Goal:
Would you return the complete listing below word for word?

Entries with figure data
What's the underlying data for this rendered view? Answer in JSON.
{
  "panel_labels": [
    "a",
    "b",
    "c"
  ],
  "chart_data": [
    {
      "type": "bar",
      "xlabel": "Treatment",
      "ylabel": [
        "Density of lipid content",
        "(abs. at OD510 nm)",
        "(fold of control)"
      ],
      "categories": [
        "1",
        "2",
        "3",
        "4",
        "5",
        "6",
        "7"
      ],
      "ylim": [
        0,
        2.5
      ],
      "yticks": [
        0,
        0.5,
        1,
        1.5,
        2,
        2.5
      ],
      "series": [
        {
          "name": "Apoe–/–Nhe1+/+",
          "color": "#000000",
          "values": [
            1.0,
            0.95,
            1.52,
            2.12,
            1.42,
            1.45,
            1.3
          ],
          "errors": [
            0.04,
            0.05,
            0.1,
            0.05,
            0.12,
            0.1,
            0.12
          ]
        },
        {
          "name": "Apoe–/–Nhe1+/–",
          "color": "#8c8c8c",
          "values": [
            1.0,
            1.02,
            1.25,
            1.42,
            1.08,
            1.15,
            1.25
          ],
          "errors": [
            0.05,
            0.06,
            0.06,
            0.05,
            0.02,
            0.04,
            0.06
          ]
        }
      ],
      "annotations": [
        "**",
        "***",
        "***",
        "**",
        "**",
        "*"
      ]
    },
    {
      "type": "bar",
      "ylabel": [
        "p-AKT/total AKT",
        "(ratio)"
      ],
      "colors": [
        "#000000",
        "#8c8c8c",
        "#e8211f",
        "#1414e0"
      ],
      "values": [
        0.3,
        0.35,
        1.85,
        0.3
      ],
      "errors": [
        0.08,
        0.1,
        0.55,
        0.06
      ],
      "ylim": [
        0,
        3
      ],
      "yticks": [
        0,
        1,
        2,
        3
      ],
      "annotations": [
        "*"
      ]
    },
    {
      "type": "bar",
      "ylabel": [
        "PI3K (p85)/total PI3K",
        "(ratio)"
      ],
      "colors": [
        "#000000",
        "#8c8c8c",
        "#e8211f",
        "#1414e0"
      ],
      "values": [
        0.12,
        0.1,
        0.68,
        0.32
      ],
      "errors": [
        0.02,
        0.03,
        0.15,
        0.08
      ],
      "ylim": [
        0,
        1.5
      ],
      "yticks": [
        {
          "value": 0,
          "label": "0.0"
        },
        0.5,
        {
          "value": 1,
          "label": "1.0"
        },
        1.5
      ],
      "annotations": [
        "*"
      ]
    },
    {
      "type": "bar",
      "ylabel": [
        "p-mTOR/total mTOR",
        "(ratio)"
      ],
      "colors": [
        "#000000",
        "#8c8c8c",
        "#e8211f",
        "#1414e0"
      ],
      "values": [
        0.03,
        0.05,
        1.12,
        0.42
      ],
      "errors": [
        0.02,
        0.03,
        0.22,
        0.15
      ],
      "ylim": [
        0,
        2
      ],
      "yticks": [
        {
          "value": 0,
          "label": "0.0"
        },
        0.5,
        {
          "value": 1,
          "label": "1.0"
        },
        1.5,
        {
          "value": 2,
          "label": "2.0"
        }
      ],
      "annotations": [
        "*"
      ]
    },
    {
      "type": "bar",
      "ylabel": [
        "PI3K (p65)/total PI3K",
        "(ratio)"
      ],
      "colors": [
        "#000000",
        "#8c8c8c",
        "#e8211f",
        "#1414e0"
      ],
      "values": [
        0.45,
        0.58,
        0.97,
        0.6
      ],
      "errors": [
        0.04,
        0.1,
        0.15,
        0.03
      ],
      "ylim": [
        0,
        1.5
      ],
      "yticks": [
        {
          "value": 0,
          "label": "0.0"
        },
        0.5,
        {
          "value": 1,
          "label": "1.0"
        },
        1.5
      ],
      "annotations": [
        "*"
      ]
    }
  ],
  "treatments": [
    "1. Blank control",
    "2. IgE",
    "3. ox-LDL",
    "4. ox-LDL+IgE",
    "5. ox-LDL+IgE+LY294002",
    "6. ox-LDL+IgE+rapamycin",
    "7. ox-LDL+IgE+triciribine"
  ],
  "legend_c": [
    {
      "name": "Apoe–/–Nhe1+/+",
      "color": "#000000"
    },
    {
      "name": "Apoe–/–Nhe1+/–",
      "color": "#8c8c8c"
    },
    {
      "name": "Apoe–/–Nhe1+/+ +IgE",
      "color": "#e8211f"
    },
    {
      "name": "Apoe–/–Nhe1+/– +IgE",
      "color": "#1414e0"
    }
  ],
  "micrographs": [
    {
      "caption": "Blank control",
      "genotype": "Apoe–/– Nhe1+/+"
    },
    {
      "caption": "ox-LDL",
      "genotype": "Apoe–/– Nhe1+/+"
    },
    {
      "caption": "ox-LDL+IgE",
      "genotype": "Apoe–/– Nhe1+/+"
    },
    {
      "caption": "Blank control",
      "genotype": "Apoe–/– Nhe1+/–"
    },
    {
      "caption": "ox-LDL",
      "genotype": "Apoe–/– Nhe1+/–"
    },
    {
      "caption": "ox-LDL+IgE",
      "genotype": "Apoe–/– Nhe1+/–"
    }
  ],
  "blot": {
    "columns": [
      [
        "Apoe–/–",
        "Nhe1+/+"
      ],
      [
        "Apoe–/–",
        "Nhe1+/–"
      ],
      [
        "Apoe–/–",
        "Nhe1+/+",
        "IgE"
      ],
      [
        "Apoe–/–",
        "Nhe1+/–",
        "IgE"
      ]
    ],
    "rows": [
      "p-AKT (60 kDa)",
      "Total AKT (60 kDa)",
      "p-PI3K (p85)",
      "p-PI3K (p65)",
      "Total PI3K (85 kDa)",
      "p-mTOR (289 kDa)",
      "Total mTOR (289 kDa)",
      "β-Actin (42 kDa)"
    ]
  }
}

Output for this task:
What's the underlying data for this rendered view? Answer in JSON.
{
  "panel_labels": [
    "a",
    "b",
    "c"
  ],
  "chart_data": [
    {
      "type": "bar",
      "xlabel": "Treatment",
      "ylabel": [
        "Density of lipid content",
        "(abs. at OD510 nm)",
        "(fold of control)"
      ],
      "categories": [
        "1",
        "2",
        "3",
        "4",
        "5",
        "6",
        "7"
      ],
      "ylim": [
        0,
        2.5
      ],
      "yticks": [
        0,
        0.5,
        1,
        1.5,
        2,
        2.5
      ],
      "series": [
        {
          "name": "Apoe–/–Nhe1+/+",
          "color": "#000000",
          "values": [
            1.0,
            0.95,
            1.52,
            2.12,
            1.42,
            1.45,
            1.3
          ],
          "errors": [
            0.04,
            0.05,
            0.1,
            0.05,
            0.12,
            0.1,
            0.12
          ]
        },
        {
          "name": "Apoe–/–Nhe1+/–",
          "color": "#8c8c8c",
          "values": [
            1.0,
            1.02,
            1.25,
            1.42,
            1.08,
            1.15,
            1.25
          ],
          "errors": [
            0.05,
            0.06,
            0.06,
            0.05,
            0.02,
            0.04,
            0.06
          ]
        }
      ],
      "annotations": [
        "**",
        "***",
        "***",
        "**",
        "**",
        "*"
      ]
    },
    {
      "type": "bar",
      "ylabel": [
        "p-AKT/total AKT",
        "(ratio)"
      ],
      "colors": [
        "#000000",
        "#8c8c8c",
        "#e8211f",
        "#1414e0"
      ],
      "values": [
        0.3,
        0.35,
        1.85,
        0.3
      ],
      "errors": [
        0.08,
        0.1,
        0.55,
        0.06
      ],
      "ylim": [
        0,
        3
      ],
      "yticks": [
        0,
        1,
        2,
        3
      ],
      "annotations": [
        "*"
      ]
    },
    {
      "type": "bar",
      "ylabel": [
        "PI3K (p85)/total PI3K",
        "(ratio)"
      ],
      "colors": [
        "#000000",
        "#8c8c8c",
        "#e8211f",
        "#1414e0"
      ],
      "values": [
        0.12,
        0.1,
        0.68,
        0.32
      ],
      "errors": [
        0.02,
        0.03,
        0.15,
        0.08
      ],
      "ylim": [
        0,
        1.5
      ],
      "yticks": [
        {
          "value": 0,
          "label": "0.0"
        },
        0.5,
        {
          "value": 1,
          "label": "1.0"
        },
        1.5
      ],
      "annotations": [
        "*"
      ]
    },
    {
      "type": "bar",
      "ylabel": [
        "p-mTOR/total mTOR",
        "(ratio)"
      ],
      "colors": [
        "#000000",
        "#8c8c8c",
        "#e8211f",
        "#1414e0"
      ],
      "values": [
        0.03,
        0.05,
        1.12,
        0.42
      ],
      "errors": [
        0.02,
        0.03,
        0.22,
        0.15
      ],
      "ylim": [
        0,
        2
      ],
      "yticks": [
        {
          "value": 0,
          "label": "0.0"
        },
        0.5,
        {
          "value": 1,
          "label": "1.0"
        },
        1.5,
        {
          "value": 2,
          "label": "2.0"
        }
      ],
      "annotations": [
        "*"
      ]
    },
    {
      "type": "bar",
      "ylabel": [
        "PI3K (p65)/total PI3K",
        "(ratio)"
      ],
      "colors": [
        "#000000",
        "#8c8c8c",
        "#e8211f",
        "#1414e0"
      ],
      "values": [
        0.45,
        0.58,
        0.97,
        0.6
      ],
      "errors": [
        0.04,
        0.1,
        0.15,
        0.03
      ],
      "ylim": [
        0,
        1.5
      ],
      "yticks": [
        {
          "value": 0,
          "label": "0.0"
        },
        0.5,
        {
          "value": 1,
          "label": "1.0"
        },
        1.5
      ],
      "annotations": [
        "*"
      ]
    }
  ],
  "treatments": [
    "1. Blank control",
    "2. IgE",
    "3. ox-LDL",
    "4. ox-LDL+IgE",
    "5. ox-LDL+IgE+LY294002",
    "6. ox-LDL+IgE+rapamycin",
    "7. ox-LDL+IgE+triciribine"
  ],
  "legend_c": [
    {
      "name": "Apoe–/–Nhe1+/+",
      "color": "#000000"
    },
    {
      "name": "Apoe–/–Nhe1+/–",
      "color": "#8c8c8c"
    },
    {
      "name": "Apoe–/–Nhe1+/+ +IgE",
      "color": "#e8211f"
    },
    {
      "name": "Apoe–/–Nhe1+/– +IgE",
      "color": "#1414e0"
    }
  ],
  "micrographs": [
    {
      "caption": "Blank control",
      "genotype": "Apoe–/– Nhe1+/+"
    },
    {
      "caption": "ox-LDL",
      "genotype": "Apoe–/– Nhe1+/+"
    },
    {
      "caption": "ox-LDL+IgE",
      "genotype": "Apoe–/– Nhe1+/+"
    },
    {
      "caption": "Blank control",
      "genotype": "Apoe–/– Nhe1+/–"
    },
    {
      "caption": "ox-LDL",
      "genotype": "Apoe–/– Nhe1+/–"
    },
    {
      "caption": "ox-LDL+IgE",
      "genotype": "Apoe–/– Nhe1+/–"
    }
  ],
  "blot": {
    "columns": [
      [
        "Apoe–/–",
        "Nhe1+/+"
      ],
      [
        "Apoe–/–",
        "Nhe1+/–"
      ],
      [
        "Apoe–/–",
        "Nhe1+/+",
        "IgE"
      ],
      [
        "Apoe–/–",
        "Nhe1+/–",
        "IgE"
      ]
    ],
    "rows": [
      "p-AKT (60 kDa)",
      "Total AKT (60 kDa)",
      "p-PI3K (p85)",
      "p-PI3K (p65)",
      "Total PI3K (85 kDa)",
      "p-mTOR (289 kDa)",
      "Total mTOR (289 kDa)",
      "β-Actin (42 kDa)"
    ]
  }
}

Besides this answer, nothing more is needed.